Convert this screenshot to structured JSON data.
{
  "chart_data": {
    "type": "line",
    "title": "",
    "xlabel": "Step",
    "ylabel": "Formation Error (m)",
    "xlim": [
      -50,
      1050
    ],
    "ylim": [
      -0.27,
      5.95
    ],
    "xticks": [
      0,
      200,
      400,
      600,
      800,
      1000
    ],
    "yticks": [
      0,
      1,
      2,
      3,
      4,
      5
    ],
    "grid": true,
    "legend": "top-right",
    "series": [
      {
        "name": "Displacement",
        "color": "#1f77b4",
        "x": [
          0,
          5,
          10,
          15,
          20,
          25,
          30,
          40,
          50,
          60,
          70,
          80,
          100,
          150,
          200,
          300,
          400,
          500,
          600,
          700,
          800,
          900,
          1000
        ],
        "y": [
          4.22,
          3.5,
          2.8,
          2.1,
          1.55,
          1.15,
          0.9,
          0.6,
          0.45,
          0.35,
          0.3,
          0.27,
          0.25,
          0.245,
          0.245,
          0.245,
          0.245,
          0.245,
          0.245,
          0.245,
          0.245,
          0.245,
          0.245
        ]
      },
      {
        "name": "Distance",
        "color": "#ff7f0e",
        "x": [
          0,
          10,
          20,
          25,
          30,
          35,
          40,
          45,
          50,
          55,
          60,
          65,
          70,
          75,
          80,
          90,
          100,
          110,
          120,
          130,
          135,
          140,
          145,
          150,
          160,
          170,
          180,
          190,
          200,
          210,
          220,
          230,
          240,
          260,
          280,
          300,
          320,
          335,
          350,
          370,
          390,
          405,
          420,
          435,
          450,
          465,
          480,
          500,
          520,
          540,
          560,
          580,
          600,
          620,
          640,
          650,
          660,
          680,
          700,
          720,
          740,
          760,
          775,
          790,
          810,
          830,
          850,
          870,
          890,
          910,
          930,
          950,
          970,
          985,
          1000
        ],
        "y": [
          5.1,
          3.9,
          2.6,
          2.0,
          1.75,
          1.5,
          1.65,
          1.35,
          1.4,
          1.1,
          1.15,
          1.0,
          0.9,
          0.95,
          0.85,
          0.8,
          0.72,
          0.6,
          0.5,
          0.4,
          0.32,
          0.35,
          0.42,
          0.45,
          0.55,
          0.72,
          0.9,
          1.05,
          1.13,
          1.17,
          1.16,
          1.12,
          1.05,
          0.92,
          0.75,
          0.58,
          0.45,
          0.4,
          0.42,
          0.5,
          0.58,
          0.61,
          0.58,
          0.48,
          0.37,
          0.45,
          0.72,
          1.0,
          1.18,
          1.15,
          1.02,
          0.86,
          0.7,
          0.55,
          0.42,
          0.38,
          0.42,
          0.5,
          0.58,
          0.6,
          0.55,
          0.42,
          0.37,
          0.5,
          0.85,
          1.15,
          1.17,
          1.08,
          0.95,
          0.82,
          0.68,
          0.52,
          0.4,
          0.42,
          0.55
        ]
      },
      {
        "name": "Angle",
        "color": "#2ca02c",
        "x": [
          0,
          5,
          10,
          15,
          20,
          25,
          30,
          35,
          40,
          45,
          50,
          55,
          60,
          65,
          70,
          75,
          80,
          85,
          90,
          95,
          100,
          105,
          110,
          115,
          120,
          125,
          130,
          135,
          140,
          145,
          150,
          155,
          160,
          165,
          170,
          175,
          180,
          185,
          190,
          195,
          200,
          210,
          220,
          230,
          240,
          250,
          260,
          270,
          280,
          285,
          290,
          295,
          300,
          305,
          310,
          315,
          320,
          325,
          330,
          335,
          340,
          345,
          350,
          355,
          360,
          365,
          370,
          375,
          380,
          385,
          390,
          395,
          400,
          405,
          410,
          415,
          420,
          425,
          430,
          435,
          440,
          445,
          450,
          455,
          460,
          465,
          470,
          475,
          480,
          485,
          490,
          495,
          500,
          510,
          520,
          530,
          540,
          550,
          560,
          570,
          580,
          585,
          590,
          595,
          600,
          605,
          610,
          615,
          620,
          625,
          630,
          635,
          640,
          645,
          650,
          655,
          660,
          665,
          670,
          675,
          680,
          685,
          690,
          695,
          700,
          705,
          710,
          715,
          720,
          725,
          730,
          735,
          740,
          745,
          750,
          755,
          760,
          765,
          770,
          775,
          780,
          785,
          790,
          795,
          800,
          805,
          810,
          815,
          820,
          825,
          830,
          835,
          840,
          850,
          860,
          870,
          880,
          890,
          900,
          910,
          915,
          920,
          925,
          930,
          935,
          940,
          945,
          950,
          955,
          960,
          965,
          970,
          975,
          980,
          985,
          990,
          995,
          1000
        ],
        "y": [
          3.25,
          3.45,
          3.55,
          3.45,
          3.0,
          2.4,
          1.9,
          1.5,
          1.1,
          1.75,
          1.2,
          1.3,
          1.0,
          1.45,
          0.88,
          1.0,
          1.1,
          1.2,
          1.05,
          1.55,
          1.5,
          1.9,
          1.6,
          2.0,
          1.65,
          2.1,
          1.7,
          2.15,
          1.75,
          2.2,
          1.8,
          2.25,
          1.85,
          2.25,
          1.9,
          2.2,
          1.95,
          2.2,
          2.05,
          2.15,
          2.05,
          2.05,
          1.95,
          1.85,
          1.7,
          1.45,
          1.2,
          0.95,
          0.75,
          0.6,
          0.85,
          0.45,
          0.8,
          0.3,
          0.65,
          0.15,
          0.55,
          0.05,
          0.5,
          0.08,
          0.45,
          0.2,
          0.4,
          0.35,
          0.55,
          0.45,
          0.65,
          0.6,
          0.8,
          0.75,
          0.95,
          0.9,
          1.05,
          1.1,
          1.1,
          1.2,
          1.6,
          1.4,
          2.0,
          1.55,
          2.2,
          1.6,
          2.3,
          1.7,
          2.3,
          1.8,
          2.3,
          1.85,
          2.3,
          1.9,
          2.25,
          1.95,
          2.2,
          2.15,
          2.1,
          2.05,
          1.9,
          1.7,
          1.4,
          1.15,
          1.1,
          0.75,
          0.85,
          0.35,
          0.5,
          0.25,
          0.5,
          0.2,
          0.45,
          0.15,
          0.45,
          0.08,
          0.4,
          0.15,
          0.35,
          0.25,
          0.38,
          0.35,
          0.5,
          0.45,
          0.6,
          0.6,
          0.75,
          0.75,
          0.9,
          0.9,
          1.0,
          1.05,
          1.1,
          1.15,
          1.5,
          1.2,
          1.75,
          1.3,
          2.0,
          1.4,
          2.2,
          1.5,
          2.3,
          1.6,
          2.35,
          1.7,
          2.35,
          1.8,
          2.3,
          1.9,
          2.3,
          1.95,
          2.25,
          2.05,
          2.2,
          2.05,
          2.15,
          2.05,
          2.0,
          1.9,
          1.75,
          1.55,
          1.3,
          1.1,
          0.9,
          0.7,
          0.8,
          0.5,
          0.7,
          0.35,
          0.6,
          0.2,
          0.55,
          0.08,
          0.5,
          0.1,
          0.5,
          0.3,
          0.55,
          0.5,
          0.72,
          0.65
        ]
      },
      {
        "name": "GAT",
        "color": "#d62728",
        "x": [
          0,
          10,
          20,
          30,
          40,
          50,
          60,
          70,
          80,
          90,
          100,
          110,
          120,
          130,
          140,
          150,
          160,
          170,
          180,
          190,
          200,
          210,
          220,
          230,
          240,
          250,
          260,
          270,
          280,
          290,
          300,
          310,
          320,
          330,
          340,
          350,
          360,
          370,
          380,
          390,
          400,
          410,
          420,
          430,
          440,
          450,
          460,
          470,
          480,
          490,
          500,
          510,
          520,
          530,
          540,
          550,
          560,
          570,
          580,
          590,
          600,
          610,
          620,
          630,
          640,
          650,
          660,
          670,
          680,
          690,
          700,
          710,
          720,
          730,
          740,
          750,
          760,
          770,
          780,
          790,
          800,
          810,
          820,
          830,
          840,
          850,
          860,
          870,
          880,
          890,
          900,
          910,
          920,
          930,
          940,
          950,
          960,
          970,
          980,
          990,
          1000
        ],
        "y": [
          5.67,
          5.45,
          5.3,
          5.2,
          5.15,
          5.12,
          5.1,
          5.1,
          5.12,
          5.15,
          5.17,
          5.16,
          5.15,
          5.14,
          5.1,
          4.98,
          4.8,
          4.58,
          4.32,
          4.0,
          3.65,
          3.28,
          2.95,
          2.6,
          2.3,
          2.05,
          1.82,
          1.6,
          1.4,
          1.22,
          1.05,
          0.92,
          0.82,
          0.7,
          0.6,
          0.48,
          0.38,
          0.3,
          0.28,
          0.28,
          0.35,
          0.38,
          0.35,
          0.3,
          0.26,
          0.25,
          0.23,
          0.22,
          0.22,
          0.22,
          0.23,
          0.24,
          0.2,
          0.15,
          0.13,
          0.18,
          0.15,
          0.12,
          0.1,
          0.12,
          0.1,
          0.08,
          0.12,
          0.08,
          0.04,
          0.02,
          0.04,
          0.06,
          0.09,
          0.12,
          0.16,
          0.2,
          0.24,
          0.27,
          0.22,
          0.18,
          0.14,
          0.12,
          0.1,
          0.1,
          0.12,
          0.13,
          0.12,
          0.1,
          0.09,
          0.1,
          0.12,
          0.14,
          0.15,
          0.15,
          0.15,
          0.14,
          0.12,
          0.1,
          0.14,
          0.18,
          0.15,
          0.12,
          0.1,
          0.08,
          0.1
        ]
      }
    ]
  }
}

—————

§ Problem to work on
List the lines of the records where "name" occurs.

§ Task result
        "name": "Displacement",
        "name": "Distance",
        "name": "Angle",
        "name": "GAT",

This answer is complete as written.